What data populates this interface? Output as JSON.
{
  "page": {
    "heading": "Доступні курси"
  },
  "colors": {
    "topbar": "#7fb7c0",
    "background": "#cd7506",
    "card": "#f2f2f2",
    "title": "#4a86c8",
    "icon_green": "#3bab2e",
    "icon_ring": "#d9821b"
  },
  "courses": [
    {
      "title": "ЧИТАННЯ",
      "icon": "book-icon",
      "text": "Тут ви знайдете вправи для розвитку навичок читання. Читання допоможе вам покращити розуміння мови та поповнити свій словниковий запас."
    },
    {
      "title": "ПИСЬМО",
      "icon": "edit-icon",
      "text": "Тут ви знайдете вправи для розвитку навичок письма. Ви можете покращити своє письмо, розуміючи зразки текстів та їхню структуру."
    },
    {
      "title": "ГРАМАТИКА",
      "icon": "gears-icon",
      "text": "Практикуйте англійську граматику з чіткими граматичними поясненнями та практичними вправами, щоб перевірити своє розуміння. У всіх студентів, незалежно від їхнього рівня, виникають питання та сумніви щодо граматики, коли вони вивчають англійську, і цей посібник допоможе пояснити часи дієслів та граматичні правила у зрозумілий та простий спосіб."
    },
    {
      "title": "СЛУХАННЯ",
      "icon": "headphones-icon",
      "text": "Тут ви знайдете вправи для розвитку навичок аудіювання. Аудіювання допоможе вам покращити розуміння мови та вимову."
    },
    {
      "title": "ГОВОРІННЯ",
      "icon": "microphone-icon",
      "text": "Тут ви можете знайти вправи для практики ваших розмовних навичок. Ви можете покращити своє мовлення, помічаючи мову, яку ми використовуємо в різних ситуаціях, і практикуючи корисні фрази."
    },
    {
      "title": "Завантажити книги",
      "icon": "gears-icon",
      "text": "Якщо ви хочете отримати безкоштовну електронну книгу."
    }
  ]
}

| Do this |
Each line in the listing above that contains "вправи" should be copied.

| Result |
      "text": "Тут ви знайдете вправи для розвитку навичок читання. Читання допоможе вам покращити розуміння мови та поповнити свій словниковий запас."
      "text": "Тут ви знайдете вправи для розвитку навичок письма. Ви можете покращити своє письмо, розуміючи зразки текстів та їхню структуру."
      "text": "Тут ви знайдете вправи для розвитку навичок аудіювання. Аудіювання допоможе вам покращити розуміння мови та вимову."
      "text": "Тут ви можете знайти вправи для практики ваших розмовних навичок. Ви можете покращити своє мовлення, помічаючи мову, яку ми використовуємо в різних ситуаціях, і практикуючи корисні фрази."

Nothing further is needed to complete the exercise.